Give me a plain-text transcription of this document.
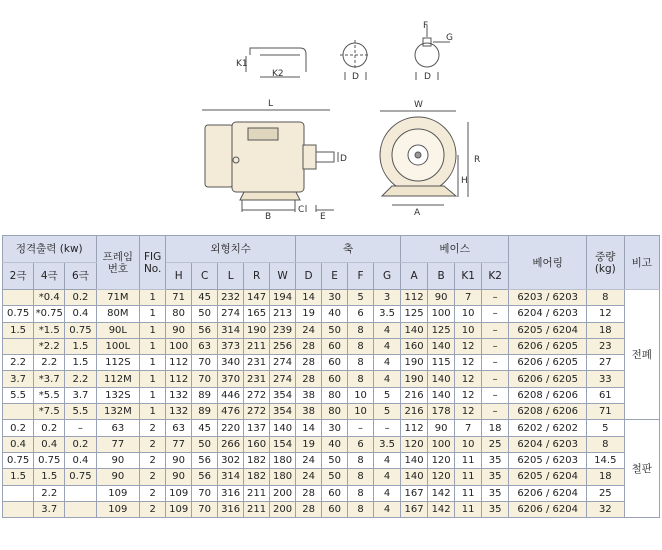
K1
K2	D
F
G
D
L
D
B
C
E
W
R
H
A
정격출력 (kw)			프레임 번호	FIG No.	외형치수					축				베이스				베어링	중량 (kg)	비고
2극	4극	6극			H	C	L	R	W	D	E	F	G	A	B	K1	K2			
	*0.4	0.2	71M	1	71	45	232	147	194	14	30	5	3	112	90	7	–	6203 / 6203	8	전폐
0.75	*0.75	0.4	80M	1	80	50	274	165	213	19	40	6	3.5	125	100	10	–	6204 / 6203	12	
1.5	*1.5	0.75	90L	1	90	56	314	190	239	24	50	8	4	140	125	10	–	6205 / 6204	18	
	*2.2	1.5	100L	1	100	63	373	211	256	28	60	8	4	160	140	12	–	6206 / 6205	23	
2.2	2.2	1.5	112S	1	112	70	340	231	274	28	60	8	4	190	115	12	–	6206 / 6205	27	
3.7	*3.7	2.2	112M	1	112	70	370	231	274	28	60	8	4	190	140	12	–	6206 / 6205	33	
5.5	*5.5	3.7	132S	1	132	89	446	272	354	38	80	10	5	216	140	12	–	6208 / 6206	61	
	*7.5	5.5	132M	1	132	89	476	272	354	38	80	10	5	216	178	12	–	6208 / 6206	71	
0.2	0.2	–	63	2	63	45	220	137	140	14	30	–	–	112	90	7	18	6202 / 6202	5	철판
0.4	0.4	0.2	77	2	77	50	266	160	154	19	40	6	3.5	120	100	10	25	6204 / 6203	8	
0.75	0.75	0.4	90	2	90	56	302	182	180	24	50	8	4	140	120	11	35	6205 / 6203	14.5	
1.5	1.5	0.75	90	2	90	56	314	182	180	24	50	8	4	140	120	11	35	6205 / 6204	18	
	2.2		109	2	109	70	316	211	200	28	60	8	4	167	142	11	35	6206 / 6204	25	
	3.7		109	2	109	70	316	211	200	28	60	8	4	167	142	11	35	6206 / 6204	32	
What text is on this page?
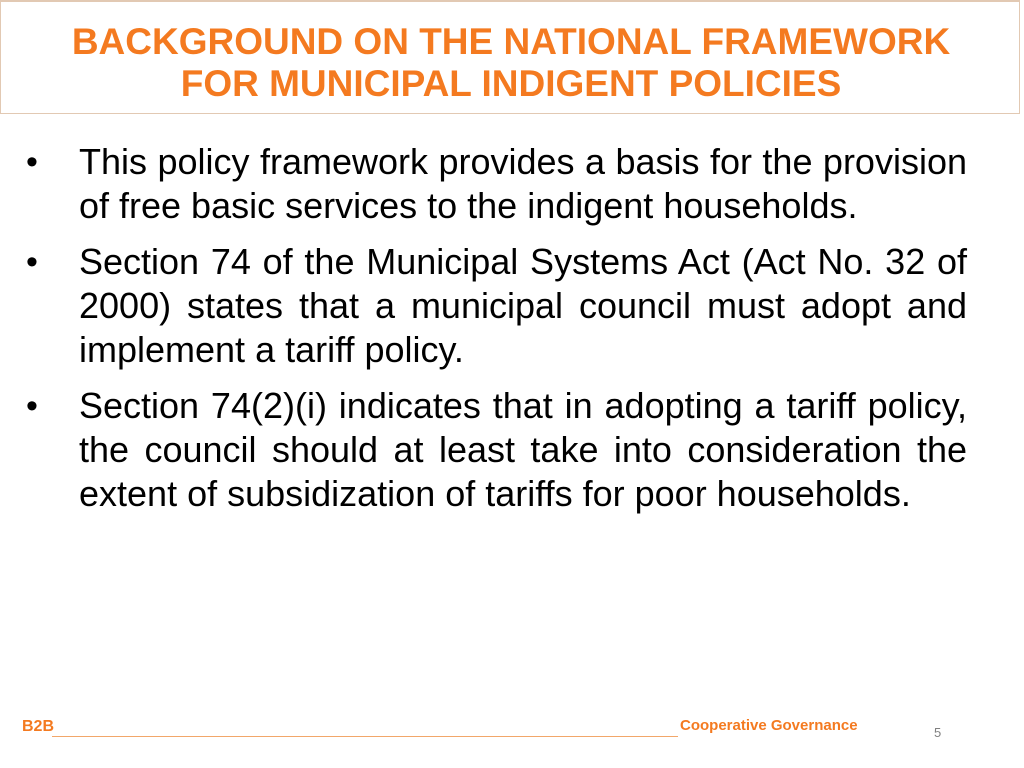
BACKGROUND ON THE NATIONAL FRAMEWORK
FOR MUNICIPAL INDIGENT POLICIES
• This policy framework provides a basis for the provision of free basic services to the indigent households.
• Section 74 of the Municipal Systems Act (Act No. 32 of 2000) states that a municipal council must adopt and implement a tariff policy.
• Section 74(2)(i) indicates that in adopting a tariff policy, the council should at least take into consideration the extent of subsidization of tariffs for poor households.
B2B	Cooperative Governance	5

*THE PROBLEM*: Leave the pictures out, and print every line of the listing exactly as written.

*RESPONSE TO THIS TASK*:
Give me a plain-text transcription of this document.
K1
K2	D
F
G
D
L
D
B
C
E
W
R
H
A
정격출력 (kw)			프레임 번호	FIG No.	외형치수					축				베이스				베어링	중량 (kg)	비고
2극	4극	6극			H	C	L	R	W	D	E	F	G	A	B	K1	K2			
	*0.4	0.2	71M	1	71	45	232	147	194	14	30	5	3	112	90	7	–	6203 / 6203	8	전폐
0.75	*0.75	0.4	80M	1	80	50	274	165	213	19	40	6	3.5	125	100	10	–	6204 / 6203	12	
1.5	*1.5	0.75	90L	1	90	56	314	190	239	24	50	8	4	140	125	10	–	6205 / 6204	18	
	*2.2	1.5	100L	1	100	63	373	211	256	28	60	8	4	160	140	12	–	6206 / 6205	23	
2.2	2.2	1.5	112S	1	112	70	340	231	274	28	60	8	4	190	115	12	–	6206 / 6205	27	
3.7	*3.7	2.2	112M	1	112	70	370	231	274	28	60	8	4	190	140	12	–	6206 / 6205	33	
5.5	*5.5	3.7	132S	1	132	89	446	272	354	38	80	10	5	216	140	12	–	6208 / 6206	61	
	*7.5	5.5	132M	1	132	89	476	272	354	38	80	10	5	216	178	12	–	6208 / 6206	71	
0.2	0.2	–	63	2	63	45	220	137	140	14	30	–	–	112	90	7	18	6202 / 6202	5	철판
0.4	0.4	0.2	77	2	77	50	266	160	154	19	40	6	3.5	120	100	10	25	6204 / 6203	8	
0.75	0.75	0.4	90	2	90	56	302	182	180	24	50	8	4	140	120	11	35	6205 / 6203	14.5	
1.5	1.5	0.75	90	2	90	56	314	182	180	24	50	8	4	140	120	11	35	6205 / 6204	18	
	2.2		109	2	109	70	316	211	200	28	60	8	4	167	142	11	35	6206 / 6204	25	
	3.7		109	2	109	70	316	211	200	28	60	8	4	167	142	11	35	6206 / 6204	32	
What text is on this page?
BACKGROUND ON THE NATIONAL FRAMEWORK
FOR MUNICIPAL INDIGENT POLICIES
• This policy framework provides a basis for the provision of free basic services to the indigent households.
• Section 74 of the Municipal Systems Act (Act No. 32 of 2000) states that a municipal council must adopt and implement a tariff policy.
• Section 74(2)(i) indicates that in adopting a tariff policy, the council should at least take into consideration the extent of subsidization of tariffs for poor households.
B2B	Cooperative Governance	5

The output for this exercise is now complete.